_YOUR OBJECTIVE_
Quote all entries in full, exactly.
::: DATA ENTRIES
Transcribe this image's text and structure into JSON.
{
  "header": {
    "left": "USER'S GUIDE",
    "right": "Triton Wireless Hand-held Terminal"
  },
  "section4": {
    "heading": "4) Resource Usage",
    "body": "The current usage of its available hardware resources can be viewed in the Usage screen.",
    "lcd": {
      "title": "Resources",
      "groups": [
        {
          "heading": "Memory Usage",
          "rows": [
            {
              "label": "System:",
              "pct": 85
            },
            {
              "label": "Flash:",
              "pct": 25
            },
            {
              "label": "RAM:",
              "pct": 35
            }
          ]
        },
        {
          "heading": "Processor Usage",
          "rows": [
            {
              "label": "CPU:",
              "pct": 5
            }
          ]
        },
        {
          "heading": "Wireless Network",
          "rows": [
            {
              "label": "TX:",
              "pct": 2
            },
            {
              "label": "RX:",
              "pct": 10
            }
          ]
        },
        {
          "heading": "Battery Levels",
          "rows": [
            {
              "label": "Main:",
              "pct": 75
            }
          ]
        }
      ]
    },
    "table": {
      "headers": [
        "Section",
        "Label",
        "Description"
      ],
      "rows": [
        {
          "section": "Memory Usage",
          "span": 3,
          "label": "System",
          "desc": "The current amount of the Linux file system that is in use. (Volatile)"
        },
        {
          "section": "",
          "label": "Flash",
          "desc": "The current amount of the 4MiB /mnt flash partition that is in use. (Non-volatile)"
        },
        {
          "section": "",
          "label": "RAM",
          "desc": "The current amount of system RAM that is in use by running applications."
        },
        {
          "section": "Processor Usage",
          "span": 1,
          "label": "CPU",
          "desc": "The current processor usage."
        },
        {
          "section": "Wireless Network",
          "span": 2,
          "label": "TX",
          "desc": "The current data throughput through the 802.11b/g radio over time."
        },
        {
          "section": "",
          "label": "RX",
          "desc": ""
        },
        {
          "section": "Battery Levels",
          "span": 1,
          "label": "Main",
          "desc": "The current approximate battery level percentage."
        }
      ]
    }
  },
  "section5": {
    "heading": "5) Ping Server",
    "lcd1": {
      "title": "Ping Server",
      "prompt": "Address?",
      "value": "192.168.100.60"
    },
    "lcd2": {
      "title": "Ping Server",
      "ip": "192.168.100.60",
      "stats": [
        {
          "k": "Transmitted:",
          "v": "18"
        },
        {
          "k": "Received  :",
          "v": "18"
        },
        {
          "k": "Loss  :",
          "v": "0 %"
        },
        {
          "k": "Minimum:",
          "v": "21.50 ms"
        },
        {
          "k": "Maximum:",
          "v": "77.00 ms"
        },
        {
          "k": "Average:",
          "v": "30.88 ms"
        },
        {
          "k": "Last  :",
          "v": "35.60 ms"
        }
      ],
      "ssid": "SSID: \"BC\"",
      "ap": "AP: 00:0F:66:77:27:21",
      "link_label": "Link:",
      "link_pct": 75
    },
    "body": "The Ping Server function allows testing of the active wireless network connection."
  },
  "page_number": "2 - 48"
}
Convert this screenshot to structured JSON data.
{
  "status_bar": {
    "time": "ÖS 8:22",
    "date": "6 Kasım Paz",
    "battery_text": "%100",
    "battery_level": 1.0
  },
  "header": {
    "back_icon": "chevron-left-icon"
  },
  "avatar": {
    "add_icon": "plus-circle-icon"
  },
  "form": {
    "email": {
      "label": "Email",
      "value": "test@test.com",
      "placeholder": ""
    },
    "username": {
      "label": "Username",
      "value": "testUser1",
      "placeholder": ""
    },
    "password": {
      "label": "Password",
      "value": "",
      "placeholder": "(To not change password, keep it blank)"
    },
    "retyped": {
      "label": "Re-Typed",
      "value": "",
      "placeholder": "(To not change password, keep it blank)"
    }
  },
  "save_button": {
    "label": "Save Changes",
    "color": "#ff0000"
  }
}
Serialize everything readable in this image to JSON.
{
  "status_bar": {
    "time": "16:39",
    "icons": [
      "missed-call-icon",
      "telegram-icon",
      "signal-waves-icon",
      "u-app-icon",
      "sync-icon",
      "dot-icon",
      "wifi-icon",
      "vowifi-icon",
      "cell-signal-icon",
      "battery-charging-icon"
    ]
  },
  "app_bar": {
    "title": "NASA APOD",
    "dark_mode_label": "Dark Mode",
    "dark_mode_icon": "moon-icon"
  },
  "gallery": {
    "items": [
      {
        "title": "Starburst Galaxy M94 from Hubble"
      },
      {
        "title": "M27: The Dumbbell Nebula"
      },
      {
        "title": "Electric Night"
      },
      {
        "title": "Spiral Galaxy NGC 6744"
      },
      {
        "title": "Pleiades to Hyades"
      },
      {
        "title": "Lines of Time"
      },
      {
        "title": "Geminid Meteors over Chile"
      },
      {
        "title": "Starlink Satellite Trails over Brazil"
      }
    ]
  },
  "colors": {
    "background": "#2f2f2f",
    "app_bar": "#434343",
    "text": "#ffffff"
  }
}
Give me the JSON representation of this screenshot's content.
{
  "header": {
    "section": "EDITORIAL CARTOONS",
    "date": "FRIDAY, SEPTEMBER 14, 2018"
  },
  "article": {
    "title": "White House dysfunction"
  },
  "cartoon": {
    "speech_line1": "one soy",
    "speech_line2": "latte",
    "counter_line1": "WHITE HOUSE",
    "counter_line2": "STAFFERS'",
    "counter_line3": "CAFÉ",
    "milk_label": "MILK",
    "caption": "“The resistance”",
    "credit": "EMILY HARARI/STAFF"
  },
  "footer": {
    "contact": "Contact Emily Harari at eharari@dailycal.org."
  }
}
::::::
_FULL RESPONSE_
Transcribe this image's text and structure into JSON.
{
  "header": {
    "left": "USER'S GUIDE",
    "right": "Triton Wireless Hand-held Terminal"
  },
  "section4": {
    "heading": "4) Resource Usage",
    "body": "The current usage of its available hardware resources can be viewed in the Usage screen.",
    "lcd": {
      "title": "Resources",
      "groups": [
        {
          "heading": "Memory Usage",
          "rows": [
            {
              "label": "System:",
              "pct": 85
            },
            {
              "label": "Flash:",
              "pct": 25
            },
            {
              "label": "RAM:",
              "pct": 35
            }
          ]
        },
        {
          "heading": "Processor Usage",
          "rows": [
            {
              "label": "CPU:",
              "pct": 5
            }
          ]
        },
        {
          "heading": "Wireless Network",
          "rows": [
            {
              "label": "TX:",
              "pct": 2
            },
            {
              "label": "RX:",
              "pct": 10
            }
          ]
        },
        {
          "heading": "Battery Levels",
          "rows": [
            {
              "label": "Main:",
              "pct": 75
            }
          ]
        }
      ]
    },
    "table": {
      "headers": [
        "Section",
        "Label",
        "Description"
      ],
      "rows": [
        {
          "section": "Memory Usage",
          "span": 3,
          "label": "System",
          "desc": "The current amount of the Linux file system that is in use. (Volatile)"
        },
        {
          "section": "",
          "label": "Flash",
          "desc": "The current amount of the 4MiB /mnt flash partition that is in use. (Non-volatile)"
        },
        {
          "section": "",
          "label": "RAM",
          "desc": "The current amount of system RAM that is in use by running applications."
        },
        {
          "section": "Processor Usage",
          "span": 1,
          "label": "CPU",
          "desc": "The current processor usage."
        },
        {
          "section": "Wireless Network",
          "span": 2,
          "label": "TX",
          "desc": "The current data throughput through the 802.11b/g radio over time."
        },
        {
          "section": "",
          "label": "RX",
          "desc": ""
        },
        {
          "section": "Battery Levels",
          "span": 1,
          "label": "Main",
          "desc": "The current approximate battery level percentage."
        }
      ]
    }
  },
  "section5": {
    "heading": "5) Ping Server",
    "lcd1": {
      "title": "Ping Server",
      "prompt": "Address?",
      "value": "192.168.100.60"
    },
    "lcd2": {
      "title": "Ping Server",
      "ip": "192.168.100.60",
      "stats": [
        {
          "k": "Transmitted:",
          "v": "18"
        },
        {
          "k": "Received  :",
          "v": "18"
        },
        {
          "k": "Loss  :",
          "v": "0 %"
        },
        {
          "k": "Minimum:",
          "v": "21.50 ms"
        },
        {
          "k": "Maximum:",
          "v": "77.00 ms"
        },
        {
          "k": "Average:",
          "v": "30.88 ms"
        },
        {
          "k": "Last  :",
          "v": "35.60 ms"
        }
      ],
      "ssid": "SSID: \"BC\"",
      "ap": "AP: 00:0F:66:77:27:21",
      "link_label": "Link:",
      "link_pct": 75
    },
    "body": "The Ping Server function allows testing of the active wireless network connection."
  },
  "page_number": "2 - 48"
}
Convert this screenshot to structured JSON data.
{
  "status_bar": {
    "time": "ÖS 8:22",
    "date": "6 Kasım Paz",
    "battery_text": "%100",
    "battery_level": 1.0
  },
  "header": {
    "back_icon": "chevron-left-icon"
  },
  "avatar": {
    "add_icon": "plus-circle-icon"
  },
  "form": {
    "email": {
      "label": "Email",
      "value": "test@test.com",
      "placeholder": ""
    },
    "username": {
      "label": "Username",
      "value": "testUser1",
      "placeholder": ""
    },
    "password": {
      "label": "Password",
      "value": "",
      "placeholder": "(To not change password, keep it blank)"
    },
    "retyped": {
      "label": "Re-Typed",
      "value": "",
      "placeholder": "(To not change password, keep it blank)"
    }
  },
  "save_button": {
    "label": "Save Changes",
    "color": "#ff0000"
  }
}
Serialize everything readable in this image to JSON.
{
  "status_bar": {
    "time": "16:39",
    "icons": [
      "missed-call-icon",
      "telegram-icon",
      "signal-waves-icon",
      "u-app-icon",
      "sync-icon",
      "dot-icon",
      "wifi-icon",
      "vowifi-icon",
      "cell-signal-icon",
      "battery-charging-icon"
    ]
  },
  "app_bar": {
    "title": "NASA APOD",
    "dark_mode_label": "Dark Mode",
    "dark_mode_icon": "moon-icon"
  },
  "gallery": {
    "items": [
      {
        "title": "Starburst Galaxy M94 from Hubble"
      },
      {
        "title": "M27: The Dumbbell Nebula"
      },
      {
        "title": "Electric Night"
      },
      {
        "title": "Spiral Galaxy NGC 6744"
      },
      {
        "title": "Pleiades to Hyades"
      },
      {
        "title": "Lines of Time"
      },
      {
        "title": "Geminid Meteors over Chile"
      },
      {
        "title": "Starlink Satellite Trails over Brazil"
      }
    ]
  },
  "colors": {
    "background": "#2f2f2f",
    "app_bar": "#434343",
    "text": "#ffffff"
  }
}
Give me the JSON representation of this screenshot's content.
{
  "header": {
    "section": "EDITORIAL CARTOONS",
    "date": "FRIDAY, SEPTEMBER 14, 2018"
  },
  "article": {
    "title": "White House dysfunction"
  },
  "cartoon": {
    "speech_line1": "one soy",
    "speech_line2": "latte",
    "counter_line1": "WHITE HOUSE",
    "counter_line2": "STAFFERS'",
    "counter_line3": "CAFÉ",
    "milk_label": "MILK",
    "caption": "“The resistance”",
    "credit": "EMILY HARARI/STAFF"
  },
  "footer": {
    "contact": "Contact Emily Harari at eharari@dailycal.org."
  }
}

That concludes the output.